[Dataset rows]
-----

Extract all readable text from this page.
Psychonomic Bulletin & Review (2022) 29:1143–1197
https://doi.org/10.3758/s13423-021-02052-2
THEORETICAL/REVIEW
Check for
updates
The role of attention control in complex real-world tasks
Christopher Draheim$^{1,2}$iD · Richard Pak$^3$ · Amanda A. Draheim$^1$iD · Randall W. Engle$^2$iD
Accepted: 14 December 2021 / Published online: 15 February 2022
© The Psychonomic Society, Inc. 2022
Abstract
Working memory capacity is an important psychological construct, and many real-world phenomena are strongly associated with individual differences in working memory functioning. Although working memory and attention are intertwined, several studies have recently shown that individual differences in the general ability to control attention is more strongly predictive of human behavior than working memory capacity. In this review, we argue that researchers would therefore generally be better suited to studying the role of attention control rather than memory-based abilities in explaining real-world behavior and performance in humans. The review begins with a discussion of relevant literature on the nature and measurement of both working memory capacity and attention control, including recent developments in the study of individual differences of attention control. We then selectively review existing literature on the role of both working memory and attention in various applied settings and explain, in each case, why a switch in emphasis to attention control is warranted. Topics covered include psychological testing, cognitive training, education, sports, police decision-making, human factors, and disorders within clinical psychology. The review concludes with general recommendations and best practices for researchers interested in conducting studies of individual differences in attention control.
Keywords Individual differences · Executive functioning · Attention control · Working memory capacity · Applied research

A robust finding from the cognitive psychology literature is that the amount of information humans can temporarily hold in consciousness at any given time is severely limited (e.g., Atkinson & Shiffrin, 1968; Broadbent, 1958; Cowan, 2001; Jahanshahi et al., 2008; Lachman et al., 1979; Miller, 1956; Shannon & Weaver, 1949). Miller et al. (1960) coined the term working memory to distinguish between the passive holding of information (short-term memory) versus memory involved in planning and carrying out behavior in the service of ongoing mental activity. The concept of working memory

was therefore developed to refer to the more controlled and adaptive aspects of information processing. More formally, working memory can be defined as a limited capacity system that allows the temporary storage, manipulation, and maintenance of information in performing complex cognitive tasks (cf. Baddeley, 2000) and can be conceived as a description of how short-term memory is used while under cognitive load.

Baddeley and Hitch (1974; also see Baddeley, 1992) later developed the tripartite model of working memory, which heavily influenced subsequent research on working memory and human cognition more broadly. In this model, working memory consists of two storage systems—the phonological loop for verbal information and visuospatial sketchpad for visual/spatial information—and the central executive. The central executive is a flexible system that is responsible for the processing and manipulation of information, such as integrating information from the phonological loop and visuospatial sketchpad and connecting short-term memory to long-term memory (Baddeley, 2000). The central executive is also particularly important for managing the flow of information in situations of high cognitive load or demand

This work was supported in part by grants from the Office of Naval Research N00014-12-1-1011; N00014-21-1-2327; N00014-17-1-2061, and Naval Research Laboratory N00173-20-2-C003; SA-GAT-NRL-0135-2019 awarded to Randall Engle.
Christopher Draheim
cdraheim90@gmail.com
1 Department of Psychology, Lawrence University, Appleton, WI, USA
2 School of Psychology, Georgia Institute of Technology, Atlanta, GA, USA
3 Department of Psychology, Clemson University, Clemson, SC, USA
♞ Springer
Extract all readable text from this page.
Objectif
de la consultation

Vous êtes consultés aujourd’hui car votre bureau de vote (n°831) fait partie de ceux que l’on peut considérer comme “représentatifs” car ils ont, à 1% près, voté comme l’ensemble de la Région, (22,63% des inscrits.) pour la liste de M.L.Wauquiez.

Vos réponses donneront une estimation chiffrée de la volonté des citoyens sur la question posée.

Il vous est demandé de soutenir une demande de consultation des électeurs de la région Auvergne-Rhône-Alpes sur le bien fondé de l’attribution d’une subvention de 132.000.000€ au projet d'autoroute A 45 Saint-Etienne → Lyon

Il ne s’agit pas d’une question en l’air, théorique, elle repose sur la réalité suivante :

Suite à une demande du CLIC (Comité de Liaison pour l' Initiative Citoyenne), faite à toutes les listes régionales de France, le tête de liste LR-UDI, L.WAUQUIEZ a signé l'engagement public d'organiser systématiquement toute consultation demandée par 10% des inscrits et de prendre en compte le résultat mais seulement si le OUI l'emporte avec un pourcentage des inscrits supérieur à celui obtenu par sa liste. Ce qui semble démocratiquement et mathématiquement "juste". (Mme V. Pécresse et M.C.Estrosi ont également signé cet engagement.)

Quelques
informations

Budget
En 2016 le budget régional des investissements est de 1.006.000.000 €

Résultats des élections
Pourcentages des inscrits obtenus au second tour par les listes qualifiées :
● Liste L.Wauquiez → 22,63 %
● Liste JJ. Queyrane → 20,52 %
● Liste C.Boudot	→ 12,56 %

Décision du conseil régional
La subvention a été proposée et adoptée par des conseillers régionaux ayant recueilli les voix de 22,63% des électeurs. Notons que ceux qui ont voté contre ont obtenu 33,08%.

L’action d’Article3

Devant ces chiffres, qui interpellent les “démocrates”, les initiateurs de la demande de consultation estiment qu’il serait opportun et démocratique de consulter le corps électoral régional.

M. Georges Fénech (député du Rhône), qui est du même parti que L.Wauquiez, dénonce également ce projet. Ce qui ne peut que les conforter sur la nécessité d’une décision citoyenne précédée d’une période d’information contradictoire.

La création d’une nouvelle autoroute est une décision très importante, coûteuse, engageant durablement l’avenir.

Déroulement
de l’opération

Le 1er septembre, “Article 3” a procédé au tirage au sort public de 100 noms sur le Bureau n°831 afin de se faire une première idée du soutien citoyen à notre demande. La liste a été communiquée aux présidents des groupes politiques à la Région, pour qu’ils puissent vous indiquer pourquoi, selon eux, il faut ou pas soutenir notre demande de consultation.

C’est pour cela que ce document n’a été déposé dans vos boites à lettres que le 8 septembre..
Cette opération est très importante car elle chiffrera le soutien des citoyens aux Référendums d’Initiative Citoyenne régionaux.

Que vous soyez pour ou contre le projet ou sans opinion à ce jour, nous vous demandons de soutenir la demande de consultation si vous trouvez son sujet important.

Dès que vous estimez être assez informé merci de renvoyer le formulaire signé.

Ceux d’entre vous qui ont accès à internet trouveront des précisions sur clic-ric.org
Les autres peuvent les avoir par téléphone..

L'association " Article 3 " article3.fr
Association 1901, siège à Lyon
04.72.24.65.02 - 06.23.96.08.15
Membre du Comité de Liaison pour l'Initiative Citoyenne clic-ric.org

-----

**What is expected**
Produce a verbatim transcription of the entries above.

**Correct result**
Extract all readable text from this page.
Psychonomic Bulletin & Review (2022) 29:1143–1197
https://doi.org/10.3758/s13423-021-02052-2
THEORETICAL/REVIEW
Check for
updates
The role of attention control in complex real-world tasks
Christopher Draheim$^{1,2}$iD · Richard Pak$^3$ · Amanda A. Draheim$^1$iD · Randall W. Engle$^2$iD
Accepted: 14 December 2021 / Published online: 15 February 2022
© The Psychonomic Society, Inc. 2022
Abstract
Working memory capacity is an important psychological construct, and many real-world phenomena are strongly associated with individual differences in working memory functioning. Although working memory and attention are intertwined, several studies have recently shown that individual differences in the general ability to control attention is more strongly predictive of human behavior than working memory capacity. In this review, we argue that researchers would therefore generally be better suited to studying the role of attention control rather than memory-based abilities in explaining real-world behavior and performance in humans. The review begins with a discussion of relevant literature on the nature and measurement of both working memory capacity and attention control, including recent developments in the study of individual differences of attention control. We then selectively review existing literature on the role of both working memory and attention in various applied settings and explain, in each case, why a switch in emphasis to attention control is warranted. Topics covered include psychological testing, cognitive training, education, sports, police decision-making, human factors, and disorders within clinical psychology. The review concludes with general recommendations and best practices for researchers interested in conducting studies of individual differences in attention control.
Keywords Individual differences · Executive functioning · Attention control · Working memory capacity · Applied research

A robust finding from the cognitive psychology literature is that the amount of information humans can temporarily hold in consciousness at any given time is severely limited (e.g., Atkinson & Shiffrin, 1968; Broadbent, 1958; Cowan, 2001; Jahanshahi et al., 2008; Lachman et al., 1979; Miller, 1956; Shannon & Weaver, 1949). Miller et al. (1960) coined the term working memory to distinguish between the passive holding of information (short-term memory) versus memory involved in planning and carrying out behavior in the service of ongoing mental activity. The concept of working memory

was therefore developed to refer to the more controlled and adaptive aspects of information processing. More formally, working memory can be defined as a limited capacity system that allows the temporary storage, manipulation, and maintenance of information in performing complex cognitive tasks (cf. Baddeley, 2000) and can be conceived as a description of how short-term memory is used while under cognitive load.

Baddeley and Hitch (1974; also see Baddeley, 1992) later developed the tripartite model of working memory, which heavily influenced subsequent research on working memory and human cognition more broadly. In this model, working memory consists of two storage systems—the phonological loop for verbal information and visuospatial sketchpad for visual/spatial information—and the central executive. The central executive is a flexible system that is responsible for the processing and manipulation of information, such as integrating information from the phonological loop and visuospatial sketchpad and connecting short-term memory to long-term memory (Baddeley, 2000). The central executive is also particularly important for managing the flow of information in situations of high cognitive load or demand

This work was supported in part by grants from the Office of Naval Research N00014-12-1-1011; N00014-21-1-2327; N00014-17-1-2061, and Naval Research Laboratory N00173-20-2-C003; SA-GAT-NRL-0135-2019 awarded to Randall Engle.
Christopher Draheim
cdraheim90@gmail.com
1 Department of Psychology, Lawrence University, Appleton, WI, USA
2 School of Psychology, Georgia Institute of Technology, Atlanta, GA, USA
3 Department of Psychology, Clemson University, Clemson, SC, USA
♞ Springer
Extract all readable text from this page.
Objectif
de la consultation

Vous êtes consultés aujourd’hui car votre bureau de vote (n°831) fait partie de ceux que l’on peut considérer comme “représentatifs” car ils ont, à 1% près, voté comme l’ensemble de la Région, (22,63% des inscrits.) pour la liste de M.L.Wauquiez.

Vos réponses donneront une estimation chiffrée de la volonté des citoyens sur la question posée.

Il vous est demandé de soutenir une demande de consultation des électeurs de la région Auvergne-Rhône-Alpes sur le bien fondé de l’attribution d’une subvention de 132.000.000€ au projet d'autoroute A 45 Saint-Etienne → Lyon

Il ne s’agit pas d’une question en l’air, théorique, elle repose sur la réalité suivante :

Suite à une demande du CLIC (Comité de Liaison pour l' Initiative Citoyenne), faite à toutes les listes régionales de France, le tête de liste LR-UDI, L.WAUQUIEZ a signé l'engagement public d'organiser systématiquement toute consultation demandée par 10% des inscrits et de prendre en compte le résultat mais seulement si le OUI l'emporte avec un pourcentage des inscrits supérieur à celui obtenu par sa liste. Ce qui semble démocratiquement et mathématiquement "juste". (Mme V. Pécresse et M.C.Estrosi ont également signé cet engagement.)

Quelques
informations

Budget
En 2016 le budget régional des investissements est de 1.006.000.000 €

Résultats des élections
Pourcentages des inscrits obtenus au second tour par les listes qualifiées :
● Liste L.Wauquiez → 22,63 %
● Liste JJ. Queyrane → 20,52 %
● Liste C.Boudot	→ 12,56 %

Décision du conseil régional
La subvention a été proposée et adoptée par des conseillers régionaux ayant recueilli les voix de 22,63% des électeurs. Notons que ceux qui ont voté contre ont obtenu 33,08%.

L’action d’Article3

Devant ces chiffres, qui interpellent les “démocrates”, les initiateurs de la demande de consultation estiment qu’il serait opportun et démocratique de consulter le corps électoral régional.

M. Georges Fénech (député du Rhône), qui est du même parti que L.Wauquiez, dénonce également ce projet. Ce qui ne peut que les conforter sur la nécessité d’une décision citoyenne précédée d’une période d’information contradictoire.

La création d’une nouvelle autoroute est une décision très importante, coûteuse, engageant durablement l’avenir.

Déroulement
de l’opération

Le 1er septembre, “Article 3” a procédé au tirage au sort public de 100 noms sur le Bureau n°831 afin de se faire une première idée du soutien citoyen à notre demande. La liste a été communiquée aux présidents des groupes politiques à la Région, pour qu’ils puissent vous indiquer pourquoi, selon eux, il faut ou pas soutenir notre demande de consultation.

C’est pour cela que ce document n’a été déposé dans vos boites à lettres que le 8 septembre..
Cette opération est très importante car elle chiffrera le soutien des citoyens aux Référendums d’Initiative Citoyenne régionaux.

Que vous soyez pour ou contre le projet ou sans opinion à ce jour, nous vous demandons de soutenir la demande de consultation si vous trouvez son sujet important.

Dès que vous estimez être assez informé merci de renvoyer le formulaire signé.

Ceux d’entre vous qui ont accès à internet trouveront des précisions sur clic-ric.org
Les autres peuvent les avoir par téléphone..

L'association " Article 3 " article3.fr
Association 1901, siège à Lyon
04.72.24.65.02 - 06.23.96.08.15
Membre du Comité de Liaison pour l'Initiative Citoyenne clic-ric.org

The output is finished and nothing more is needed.